[AIM OF THE TASK]
Pick out each line with the word "begeleider" from the material that follows.

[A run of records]
————
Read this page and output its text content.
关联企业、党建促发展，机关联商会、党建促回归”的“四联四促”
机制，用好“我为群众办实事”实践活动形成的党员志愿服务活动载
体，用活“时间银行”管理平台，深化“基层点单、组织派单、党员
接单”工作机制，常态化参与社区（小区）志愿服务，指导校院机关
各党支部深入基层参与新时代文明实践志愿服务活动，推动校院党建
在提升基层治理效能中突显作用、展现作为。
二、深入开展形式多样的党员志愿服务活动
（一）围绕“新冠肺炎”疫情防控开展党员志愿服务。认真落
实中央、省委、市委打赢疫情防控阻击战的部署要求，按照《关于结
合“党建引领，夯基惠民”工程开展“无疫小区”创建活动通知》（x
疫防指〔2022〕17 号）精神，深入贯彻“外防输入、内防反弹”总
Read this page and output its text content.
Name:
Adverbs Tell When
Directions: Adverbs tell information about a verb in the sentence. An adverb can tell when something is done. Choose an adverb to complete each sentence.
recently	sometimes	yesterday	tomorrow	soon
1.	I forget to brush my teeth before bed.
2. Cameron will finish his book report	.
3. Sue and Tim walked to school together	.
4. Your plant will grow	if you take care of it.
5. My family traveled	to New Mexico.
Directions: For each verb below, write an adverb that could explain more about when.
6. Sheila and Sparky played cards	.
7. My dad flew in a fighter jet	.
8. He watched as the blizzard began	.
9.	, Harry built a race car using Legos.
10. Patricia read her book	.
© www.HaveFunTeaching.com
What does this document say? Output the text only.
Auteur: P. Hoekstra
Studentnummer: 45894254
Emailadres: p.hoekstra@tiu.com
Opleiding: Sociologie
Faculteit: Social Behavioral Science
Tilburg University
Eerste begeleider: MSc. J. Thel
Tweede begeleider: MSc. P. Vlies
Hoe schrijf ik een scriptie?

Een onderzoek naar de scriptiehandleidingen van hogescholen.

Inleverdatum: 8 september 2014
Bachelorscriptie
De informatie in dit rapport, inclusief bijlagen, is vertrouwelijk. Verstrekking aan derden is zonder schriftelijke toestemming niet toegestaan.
————
[OUTPUT]
Eerste begeleider: MSc. J. Thel
Tweede begeleider: MSc. P. Vlies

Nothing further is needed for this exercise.